• [Supplied entries]
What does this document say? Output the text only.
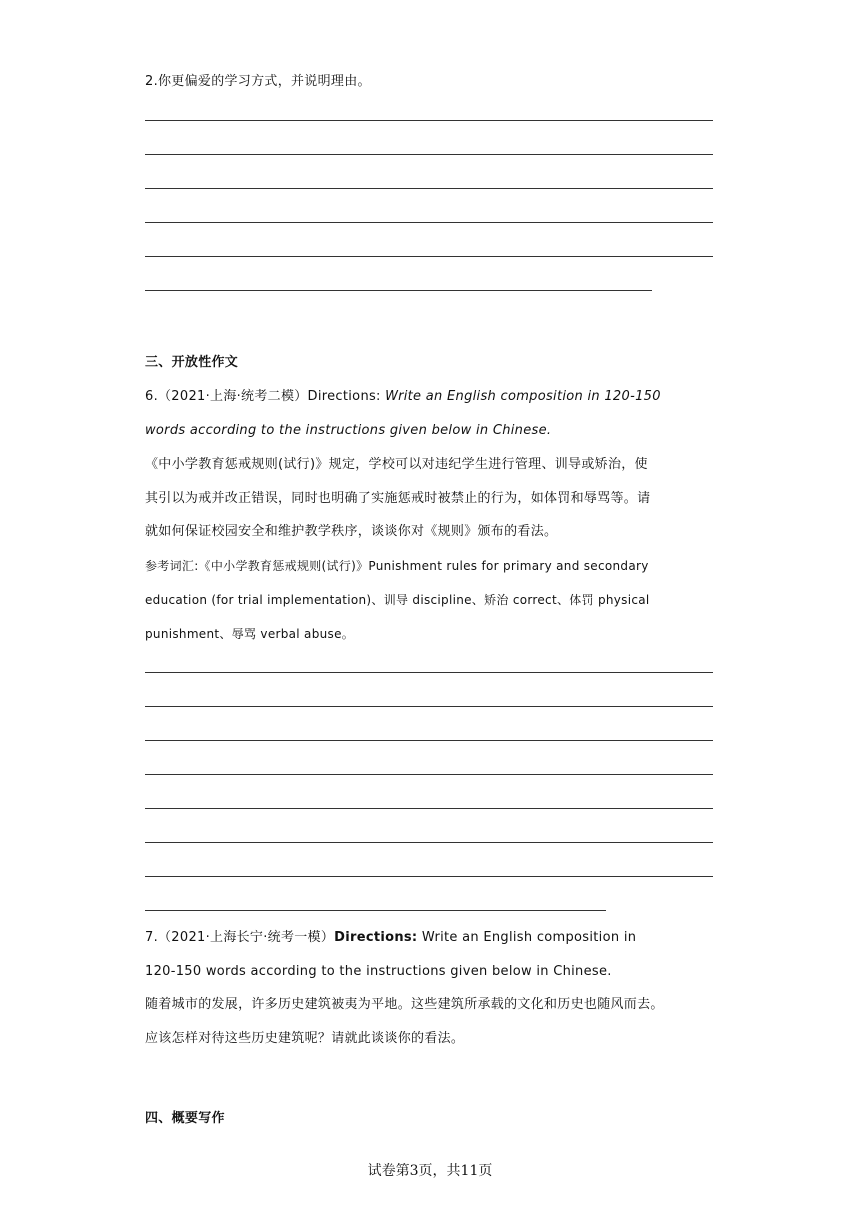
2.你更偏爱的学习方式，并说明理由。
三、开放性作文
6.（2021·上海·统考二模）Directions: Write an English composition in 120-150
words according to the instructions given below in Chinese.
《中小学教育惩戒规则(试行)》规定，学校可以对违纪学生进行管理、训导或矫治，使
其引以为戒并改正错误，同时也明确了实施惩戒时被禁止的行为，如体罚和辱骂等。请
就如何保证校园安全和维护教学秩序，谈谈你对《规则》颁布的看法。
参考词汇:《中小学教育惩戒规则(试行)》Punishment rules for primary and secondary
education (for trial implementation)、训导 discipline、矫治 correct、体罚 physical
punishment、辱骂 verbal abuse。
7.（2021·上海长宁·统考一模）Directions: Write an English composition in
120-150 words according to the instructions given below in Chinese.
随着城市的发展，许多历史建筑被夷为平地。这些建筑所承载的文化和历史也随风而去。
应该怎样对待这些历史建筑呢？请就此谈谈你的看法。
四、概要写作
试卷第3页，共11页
==
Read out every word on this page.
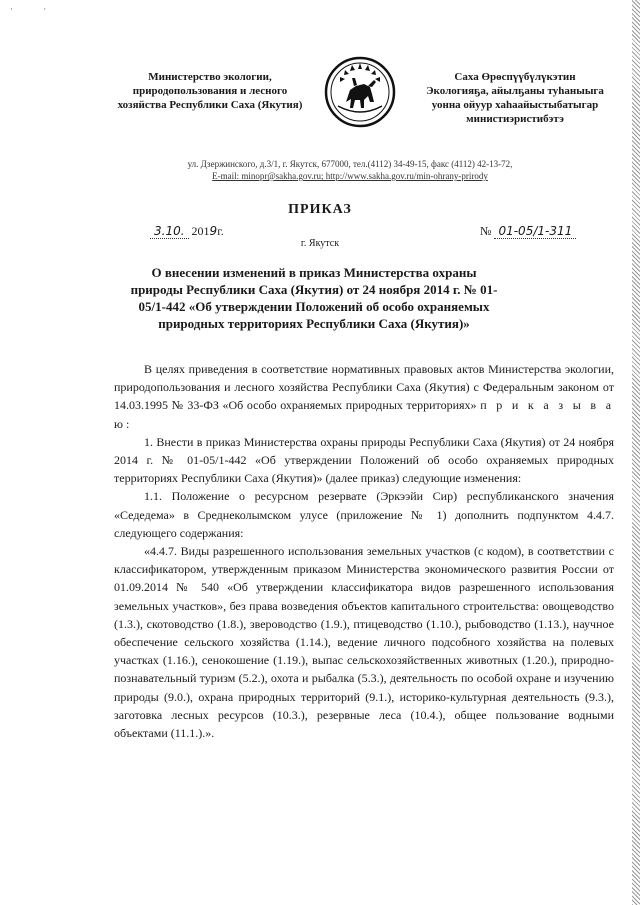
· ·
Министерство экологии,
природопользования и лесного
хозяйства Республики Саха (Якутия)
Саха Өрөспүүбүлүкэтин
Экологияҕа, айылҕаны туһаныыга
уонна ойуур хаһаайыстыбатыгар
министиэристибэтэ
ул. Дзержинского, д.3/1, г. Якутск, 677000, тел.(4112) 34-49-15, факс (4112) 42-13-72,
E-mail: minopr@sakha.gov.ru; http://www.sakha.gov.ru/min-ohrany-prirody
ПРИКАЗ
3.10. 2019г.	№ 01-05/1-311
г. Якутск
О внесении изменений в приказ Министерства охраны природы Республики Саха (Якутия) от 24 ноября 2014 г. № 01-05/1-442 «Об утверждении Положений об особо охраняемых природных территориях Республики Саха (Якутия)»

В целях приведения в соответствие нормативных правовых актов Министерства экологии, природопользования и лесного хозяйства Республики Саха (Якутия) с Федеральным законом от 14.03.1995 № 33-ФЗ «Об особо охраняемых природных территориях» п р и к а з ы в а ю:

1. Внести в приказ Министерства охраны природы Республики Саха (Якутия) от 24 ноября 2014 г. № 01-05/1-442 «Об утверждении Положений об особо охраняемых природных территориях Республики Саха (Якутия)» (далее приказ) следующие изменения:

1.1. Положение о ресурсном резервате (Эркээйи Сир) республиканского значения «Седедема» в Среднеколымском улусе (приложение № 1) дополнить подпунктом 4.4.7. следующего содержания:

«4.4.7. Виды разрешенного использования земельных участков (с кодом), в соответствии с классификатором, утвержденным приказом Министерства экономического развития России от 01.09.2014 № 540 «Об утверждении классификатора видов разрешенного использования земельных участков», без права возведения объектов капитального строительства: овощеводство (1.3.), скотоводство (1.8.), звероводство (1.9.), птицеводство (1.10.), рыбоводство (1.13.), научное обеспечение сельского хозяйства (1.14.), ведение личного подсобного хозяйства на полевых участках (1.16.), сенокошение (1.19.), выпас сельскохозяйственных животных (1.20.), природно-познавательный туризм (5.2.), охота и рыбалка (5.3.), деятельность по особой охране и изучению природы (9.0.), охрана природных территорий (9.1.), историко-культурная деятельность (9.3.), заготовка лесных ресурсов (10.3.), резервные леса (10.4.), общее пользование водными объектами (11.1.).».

• [Aim of the task] Pull out all lines from the listing that contain the string "ноября".

• [Worked solution]
О внесении изменений в приказ Министерства охраны природы Республики Саха (Якутия) от 24 ноября 2014 г. № 01-05/1-442 «Об утверждении Положений об особо охраняемых природных территориях Республики Саха (Якутия)»
1. Внести в приказ Министерства охраны природы Республики Саха (Якутия) от 24 ноября 2014 г. № 01-05/1-442 «Об утверждении Положений об особо охраняемых природных территориях Республики Саха (Якутия)» (далее приказ) следующие изменения:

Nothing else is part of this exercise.